Direction - Return all lines with the word "LISBON" in them.

Provided entries -
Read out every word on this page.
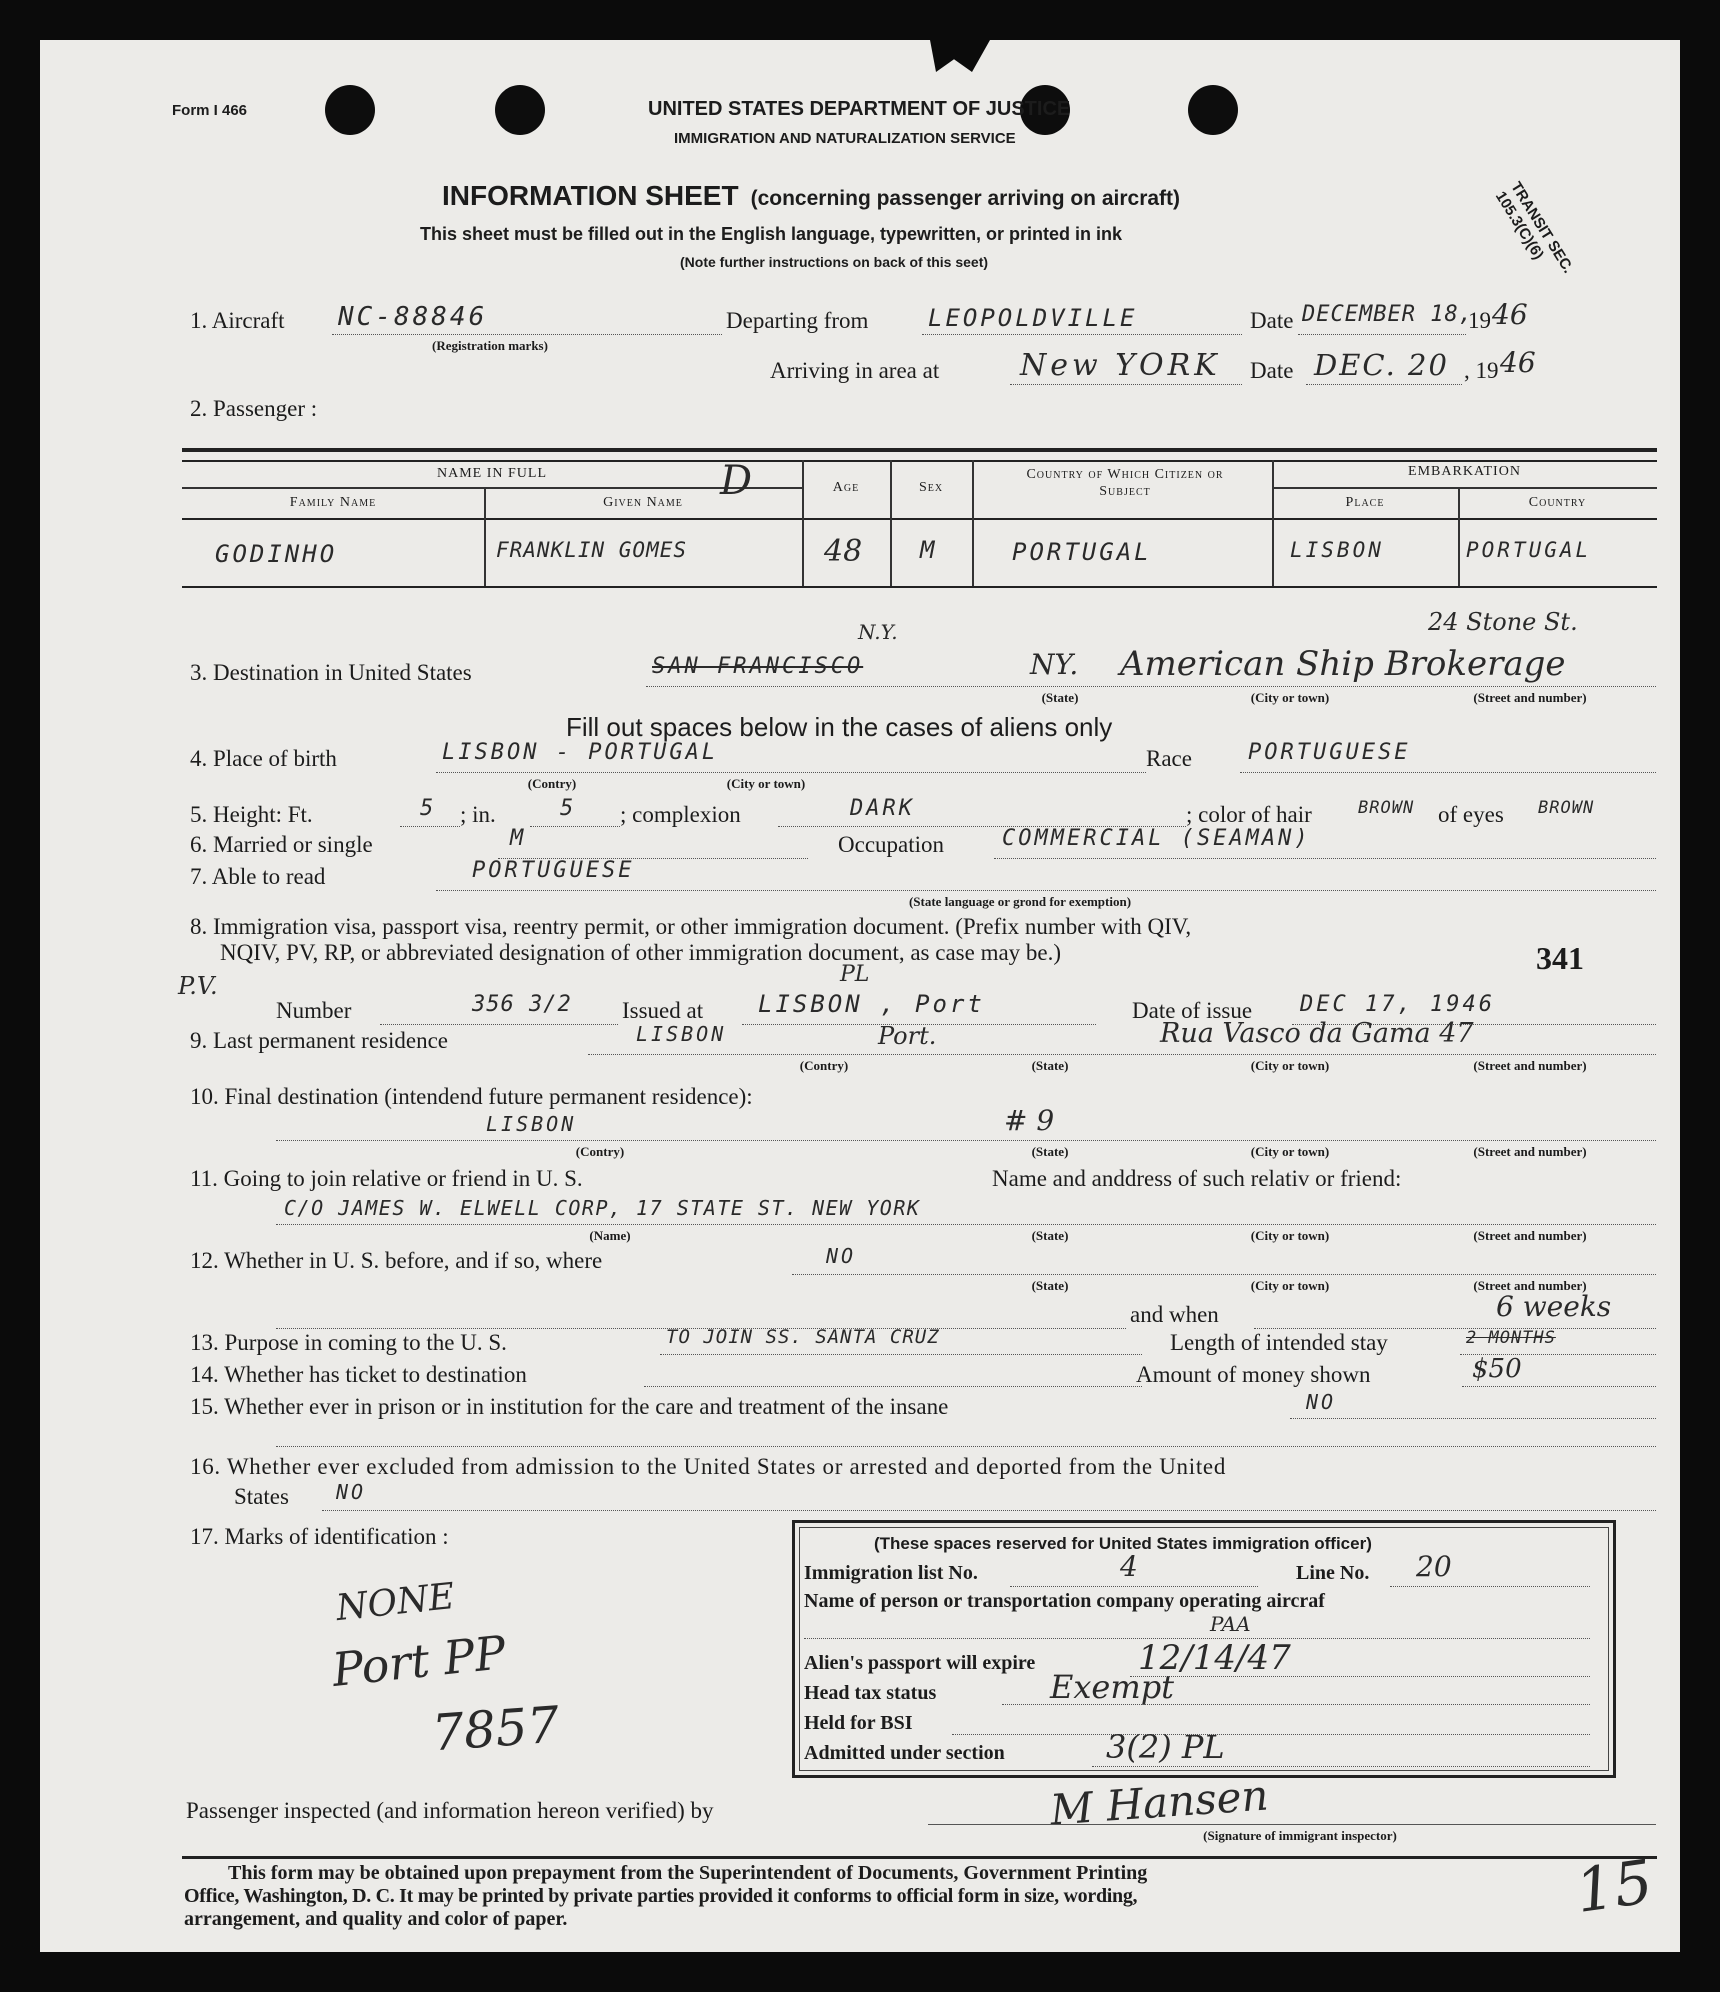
Form I 466	UNITED STATES DEPARTMENT OF JUSTICE
IMMIGRATION AND NATURALIZATION SERVICE
INFORMATION SHEET (concerning passenger arriving on aircraft)
This sheet must be filled out in the English language, typewritten, or printed in ink
(Note further instructions on back of this seet)	TRANSIT SEC. 105.3(C)(6)
1. Aircraft NC-88846
(Registration marks)
Departing from LEOPOLDVILLE	Date DECEMBER 18,
19 46
Arriving in area at	New YORK Date DEC. 20 , 19 46
2. Passenger :
NAME IN FULL
Family Name	Given Name D	Age	Sex
Country of Which Citizen or Subject
EMBARKATION
Place	Country
GODINHO	FRANKLIN GOMES	48 M	PORTUGAL	LISBON	PORTUGAL
3. Destination in United States	SAN FRANCISCO
N.Y.
NY. American Ship Brokerage
24 Stone St.
(State)	(City or town)	(Street and number)
Fill out spaces below in the cases of aliens only
4. Place of birth	LISBON - PORTUGAL
(Contry)	(City or town)
Race	PORTUGUESE
5. Height: Ft.	5 ; in.	5 ; complexion	DARK	; color of hair	BROWN of eyes BROWN
6. Married or single	M	Occupation	COMMERCIAL (SEAMAN)
7. Able to read	PORTUGUESE
(State language or grond for exemption)
8. Immigration visa, passport visa, reentry permit, or other immigration document. (Prefix number with QIV,
NQIV, PV, RP, or abbreviated designation of other immigration document, as case may be.)	341
P.V.
Number	356 3/2 Issued at
PL
LISBON , Port	Date of issue DEC 17, 1946
9. Last permanent residence	LISBON	Port.	Rua Vasco da Gama 47
(Contry)	(State)	(City or town)	(Street and number)
10. Final destination (intendend future permanent residence):
LISBON	# 9
(Contry)	(State)	(City or town)	(Street and number)
11. Going to join relative or friend in U. S.	Name and anddress of such relativ or friend:
C/O JAMES W. ELWELL CORP, 17 STATE ST. NEW YORK
(Name)	(State)	(City or town)	(Street and number)
12. Whether in U. S. before, and if so, where	NO
(State)	(City or town)	(Street and number)
and when
13. Purpose in coming to the U. S.	TO JOIN SS. SANTA CRUZ	Length of intended stay
6 weeks
2 MONTHS
14. Whether has ticket to destination	Amount of money shown	$50
15. Whether ever in prison or in institution for the care and treatment of the insane	NO
16. Whether ever excluded from admission to the United States or arrested and deported from the United
States NO
17. Marks of identification :
NONE
Port PP
7857
(These spaces reserved for United States immigration officer)
Immigration list No.	4	Line No. 20
Name of person or transportation company operating aircraf
PAA
Alien's passport will expire	12/14/47
Head tax status	Exempt
Held for BSI
Admitted under section	3(2) PL
Passenger inspected (and information hereon verified) by	M Hansen
(Signature of immigrant inspector)
This form may be obtained upon prepayment from the Superintendent of Documents, Government Printing
Office, Washington, D. C. It may be printed by private parties provided it conforms to official form in size, wording,
arrangement, and quality and color of paper.	15
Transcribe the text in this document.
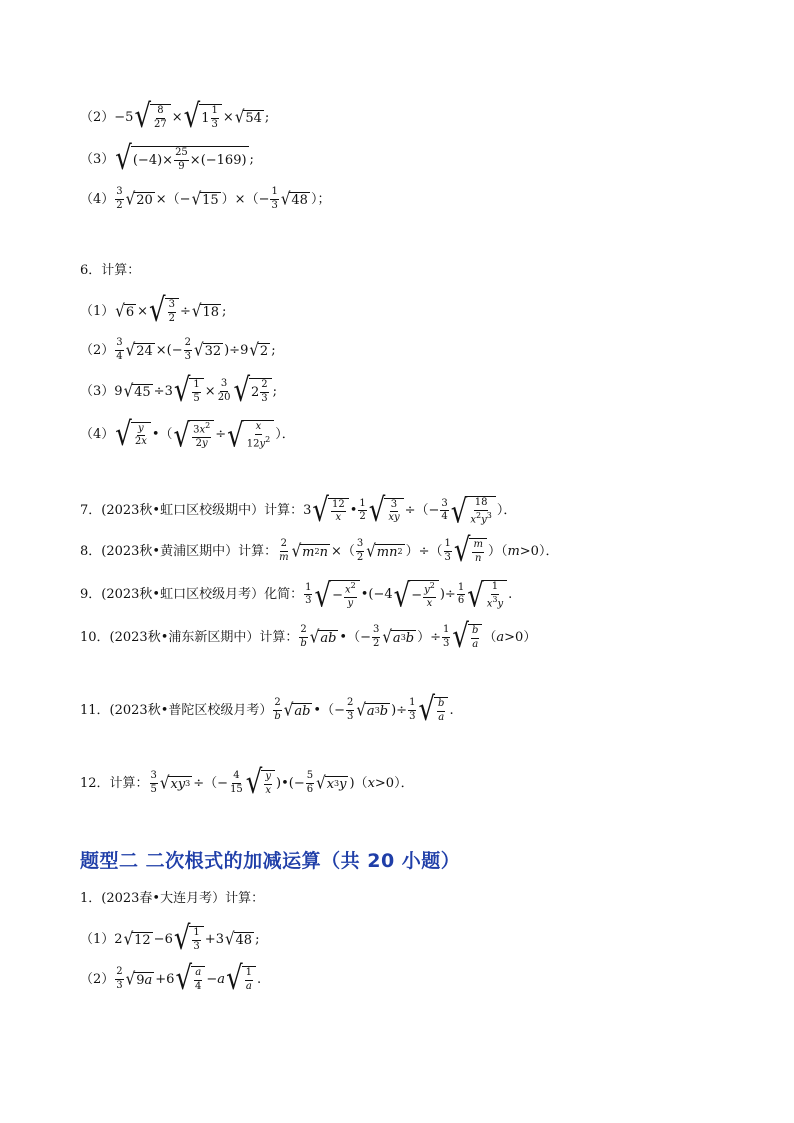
（2） −5 √ $\frac{8}{27}$ × √ $1 \frac{1}{3}$ × √ 54 ;
（3） √ $(-4)\times \frac{25}{9} \times(-169)$ ;
$(4) \frac{3}{2}$ √ 20 ×（− √ 15 ）×（− $\frac{1}{3}$ √ 48 ）；
6．计算：
（1） √ 6 × √ $\frac{3}{2}$ ÷ √ 18 ;
$(2) \frac{3}{4}$ √ 24 ×(− $\frac{2}{3}$ √ 32 )÷9 √ 2 ;
（3） 9 √ 45 ÷3 √ $\frac{1}{5} \times \frac{3}{20}$ √ $2 \frac{2}{3}$ ;
（4） √ $\frac{y}{2x}$ •（ √ $\frac{3x^2}{2y}$ ÷ √ $\frac{x}{12y^2}$ ）．
7．(2023秋•虹口区校级期中）计算： 3 √ $\frac{12}{x}$ • $\frac{1}{2}$ √ $\frac{3}{xy}$ ÷（− $\frac{3}{4}$ √ $\frac{18}{x^2y^3}$ ）．
8．(2023秋•黄浦区期中）计算： $\frac{2}{m}$ √ m 2 n ×（ $\frac{3}{2}$ √ mn 2 ）÷（ $\frac{1}{3}$ √ $\frac{m}{n} )(m>0)$．
9．(2023秋•虹口区校级月考）化简： $\frac{1}{3}$ √ − $\frac{x^2}{y}$ •(−4 √ − $\frac{y^2}{x}$ )÷ $\frac{1}{6}$ √ $\frac{1}{x^3y}$ .
10．(2023秋•浦东新区期中）计算： $\frac{2}{b}$ √ ab •（− $\frac{3}{2}$ √ a 3 b ）÷ $\frac{1}{3}$ √ $\frac{b}{a} (a>0)$
11．(2023秋•普陀区校级月考） $\frac{2}{b}$ √ ab •（− $\frac{2}{3}$ √ a 3 b )÷ $\frac{1}{3}$ √ $\frac{b}{a}$ .
12．计算： $\frac{3}{5}$ √ xy 3 ÷（− $\frac{4}{15}$ √ $\frac{y}{x}$ )•(− $\frac{5}{6}$ √ x 3 y )（x>0）．
题型二 二次根式的加减运算（共 20 小题）
1．(2023春•大连月考）计算：
（1） 2 √ 12 −6 √ $\frac{1}{3} +3$ √ 48 ;
$(2) \frac{2}{3}$ √ 9 a +6 √ $\frac{a}{4} -a$ √ $\frac{1}{a}$ .
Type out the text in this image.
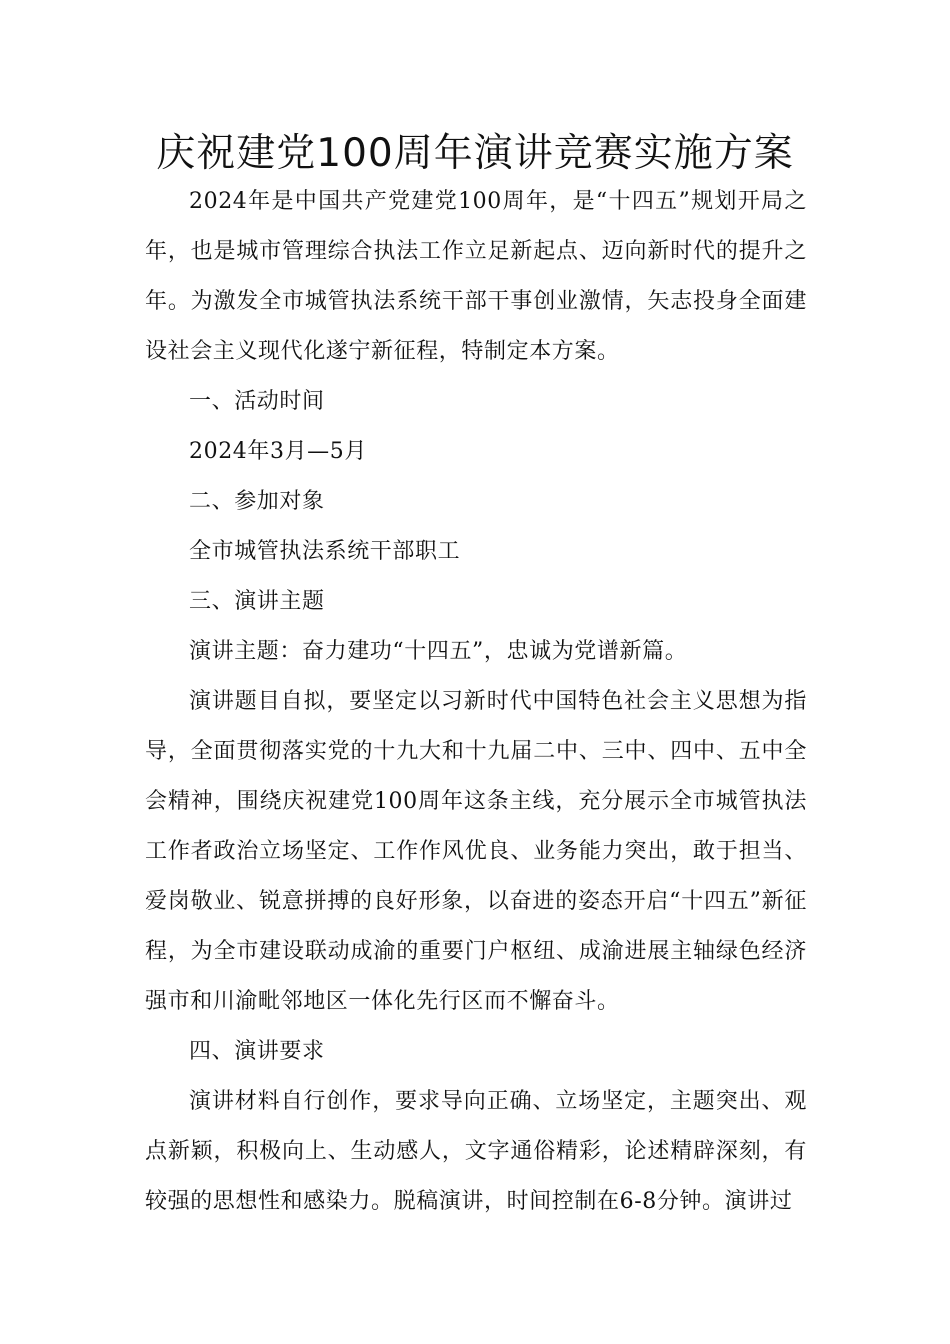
庆祝建党100周年演讲竞赛实施方案

2024年是中国共产党建党100周年，是“十四五”规划开局之年，也是城市管理综合执法工作立足新起点、迈向新时代的提升之年。为激发全市城管执法系统干部干事创业激情，矢志投身全面建设社会主义现代化遂宁新征程，特制定本方案。

一、活动时间

2024年3月—5月

二、参加对象

全市城管执法系统干部职工

三、演讲主题

演讲主题：奋力建功“十四五”，忠诚为党谱新篇。

演讲题目自拟，要坚定以习新时代中国特色社会主义思想为指导，全面贯彻落实党的十九大和十九届二中、三中、四中、五中全会精神，围绕庆祝建党100周年这条主线，充分展示全市城管执法工作者政治立场坚定、工作作风优良、业务能力突出，敢于担当、爱岗敬业、锐意拼搏的良好形象，以奋进的姿态开启“十四五”新征程，为全市建设联动成渝的重要门户枢纽、成渝进展主轴绿色经济强市和川渝毗邻地区一体化先行区而不懈奋斗。

四、演讲要求

演讲材料自行创作，要求导向正确、立场坚定，主题突出、观点新颖，积极向上、生动感人，文字通俗精彩，论述精辟深刻，有较强的思想性和感染力。脱稿演讲，时间控制在6-8分钟。演讲过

Solution to the exercise -
GODINHO	FRANKLIN GOMES	48 M	PORTUGAL	LISBON	PORTUGAL
4. Place of birth	LISBON - PORTUGAL
LISBON , Port	Date of issue DEC 17, 1946
9. Last permanent residence	LISBON	Port.	Rua Vasco da Gama 47
LISBON	# 9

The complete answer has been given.